Défi 1: Selon le passage sur la crise de la zone euro, quelles institutions le dispositif à mettre en place doit-il combiner ?
Défi 2: Rédigez la suite du passage sur la crise de la zone euro, en commençant juste après sa dernière phrase.

Extrait du texte:
Les pays périphériques en crise n’ont toujours pas convaincu qu’il leur était possible de réduire les risques de défaut sauf à disposer d’une aide de la part des pays partenaires … qui n’arrivent pas à convaincre qu’ils vont parvenir à mettre en place un dispositif commun (fédéraliste, mutualisé … voir notre édition Cross Asset de juillet – août).
Et ce n’est évidemment pas le repli des conditions économiques en zone euro qui ajoute de la crédibilité en ces capacités. L’un des éléments clef des semaines à venir repose sur la mise en place du dispositif combinant Fonds Européen de Stabilité Financière (FESF), Mécanisme Européen de Stabilité (MES) et Banque Centrale Européenne (BCE). Les questions sont simples, mais parfois sans réponse : quel sera le rôle respectif de ces institutions ? Quelles seront les actions de taille limitée et de taille illimitée ? Quelle sera la taille totale du dispositif de soutien ? Ce soutien sera-t-il durable ? Y a-t-il des dates butoirs pour certaines composantes du dispositif ? Quand sera effectivement mise en place l’Union Bancaire Européenne ?
Au total, au regard des conditions actuelles et des incertitudes encore grandes, il faut évidemment se réjouir de l’atténuation de la situation de crise et de la remontée des marchés d’actions et de crédit. La déconnexion récession – stress financier donne une idée claire de l’impact des propos du gouverneur de la BCE. Mario Draghi a de façon évidente la capacité à calmer la crise et influencer les gouvernements.

Données fournies:

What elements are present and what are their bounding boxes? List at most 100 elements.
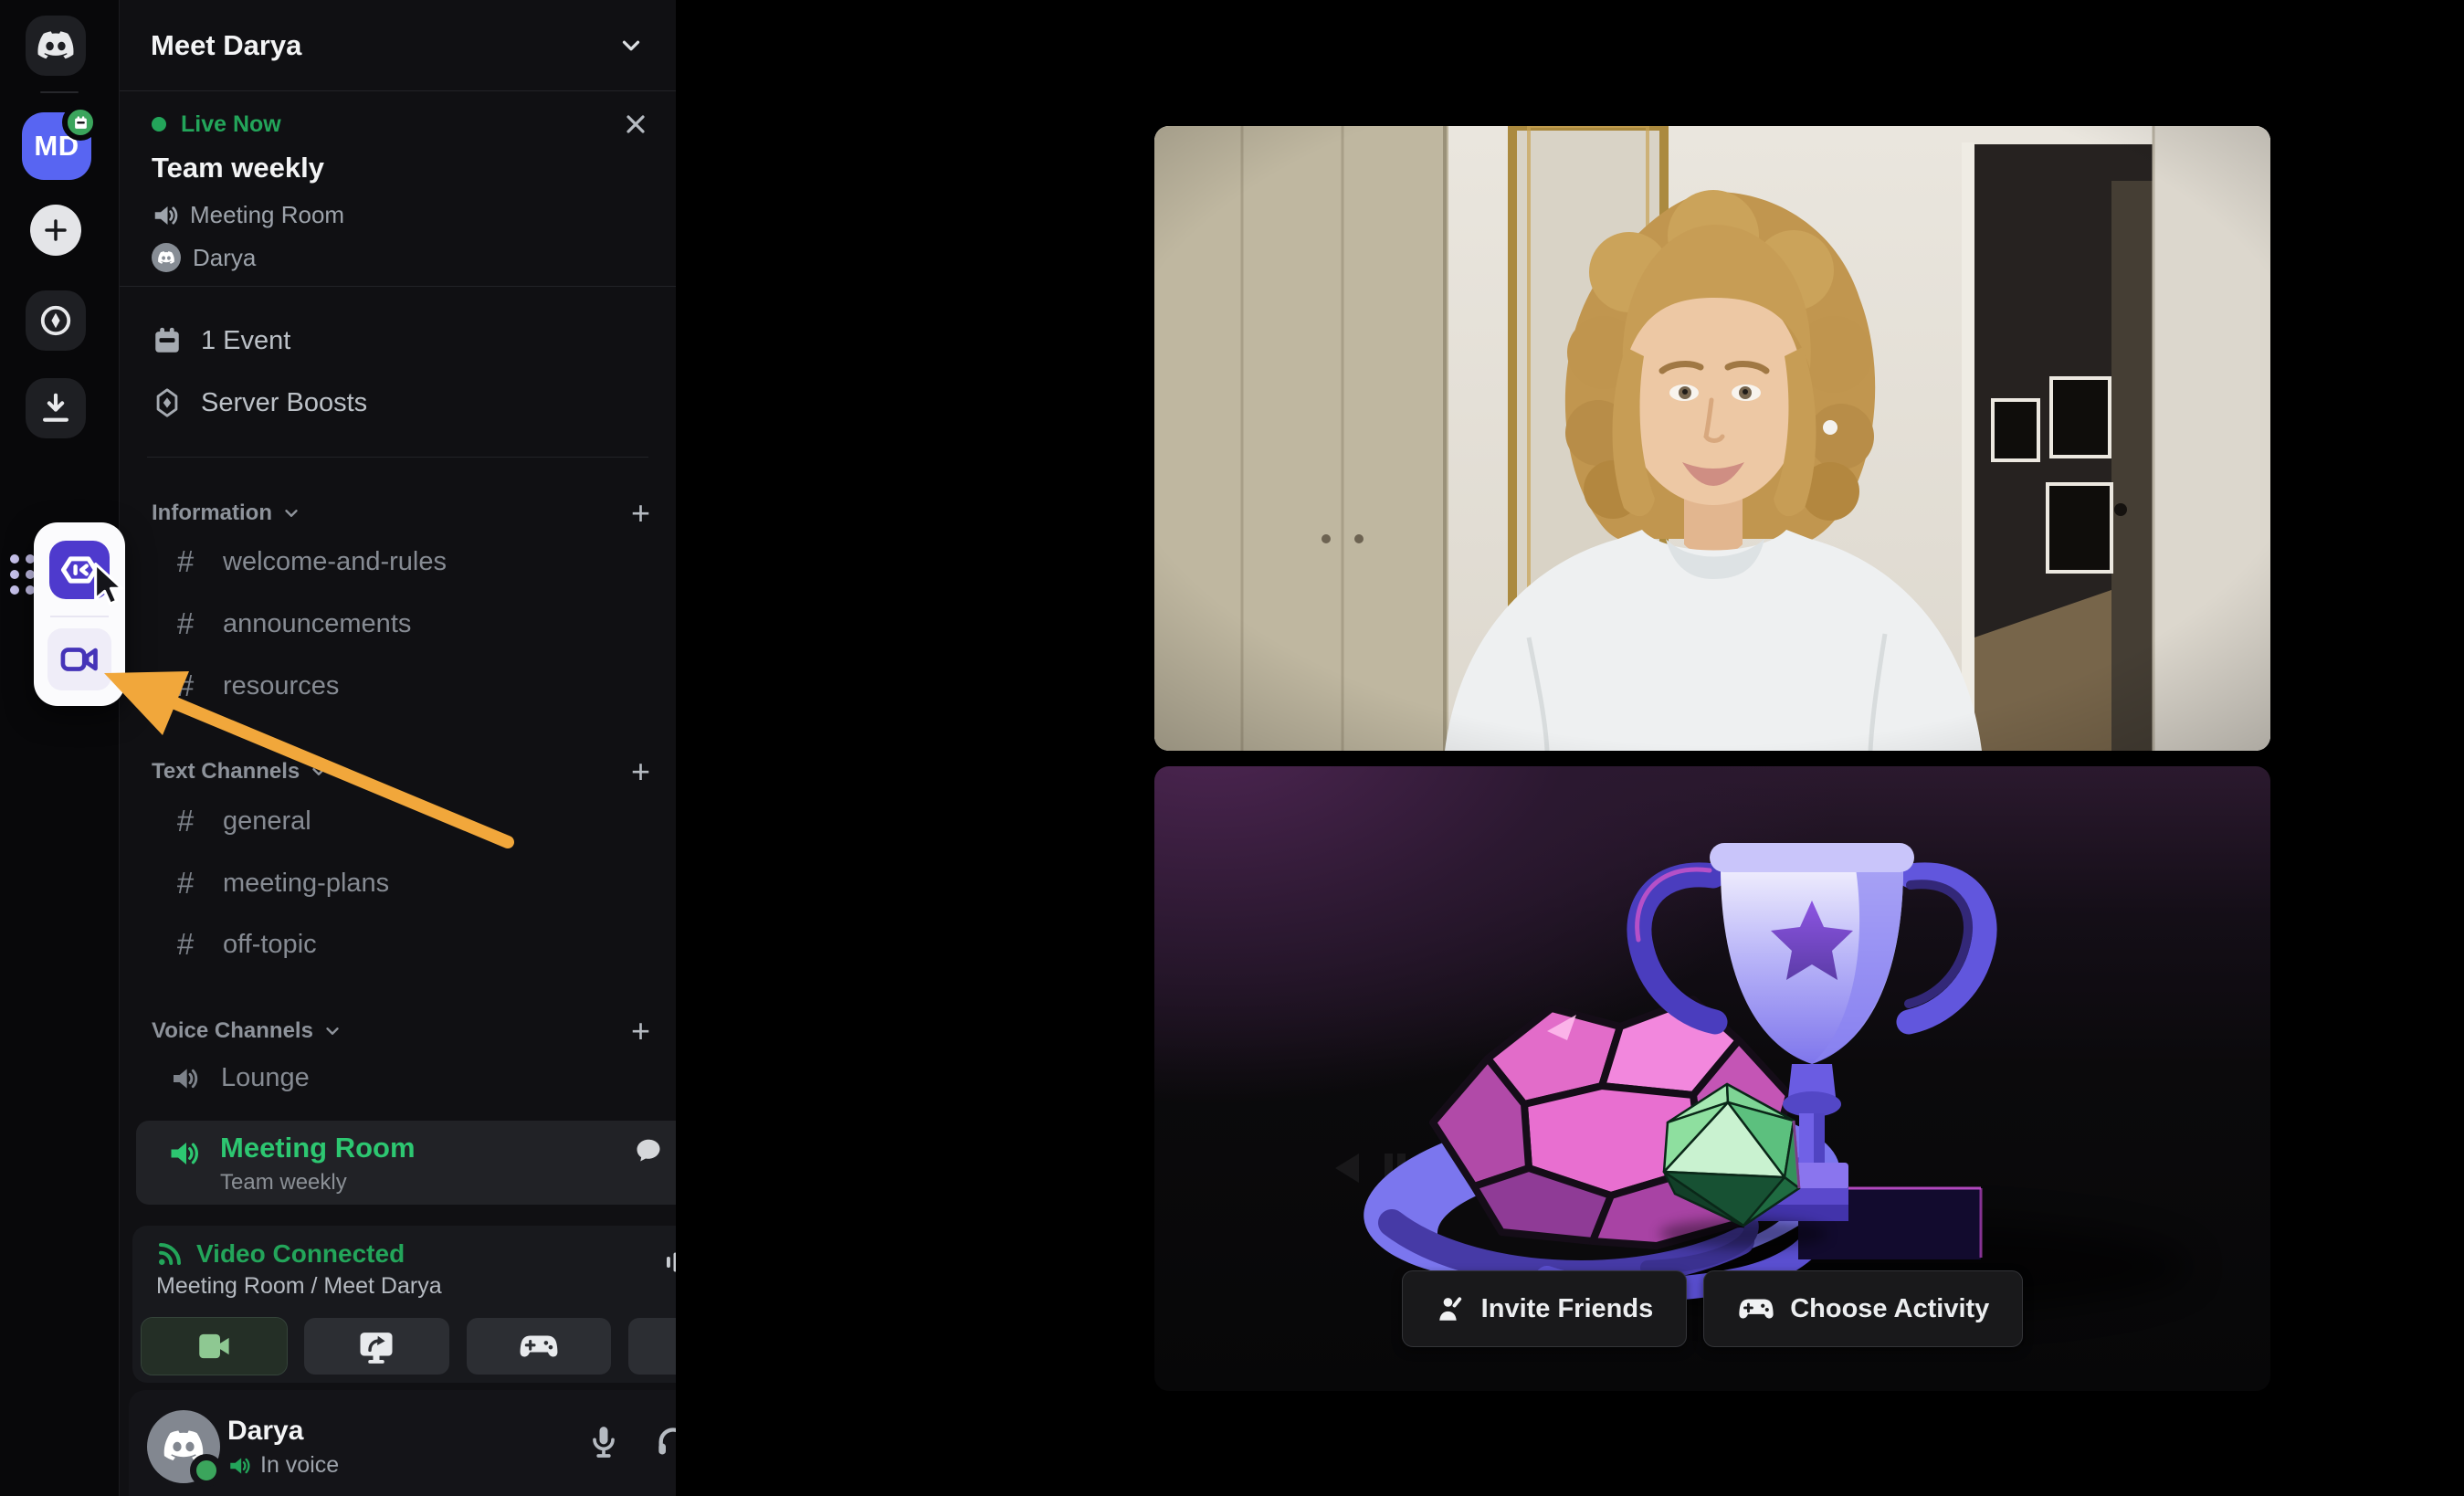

Réponse 1: Le Fonds Européen de Stabilité Financière (FESF), le Mécanisme Européen de Stabilité (MES) et la Banque Centrale Européenne (BCE).

Réponse 2:
En fait, force est de reconnaître que la BCE a su regagner la crédibilité qui était la sienne il y a quelques années et, plus encore, que la BCE est finalement la seule institution européenne réellement crédible. Il est heureux de constater que les divergences de vue à l’intérieur de cette institution (voir encore tout récemment la position isolée de la Bundesbank sur les achats de titres) n’ont pas entamé sa crédibilité. Par le LTRO, elle avait pu atténuer les risques d’illiquidité des banques, et par le « Outright Monetary Transactions» (le nouveau programme d’achats conditionnels de papiers souverains courts), elle parviendra à atténuer les risques d’illiquidité des Etats de la zone euro.
Est-ce suffisant pour renverser la tendance et éloigner durablement les risques ? On peut en douter. Le risque majeur, c’est bien de voir les conditions économiques se dégrader davantage, un risque qui viendrait rappeler la fragilité de la zone euro. .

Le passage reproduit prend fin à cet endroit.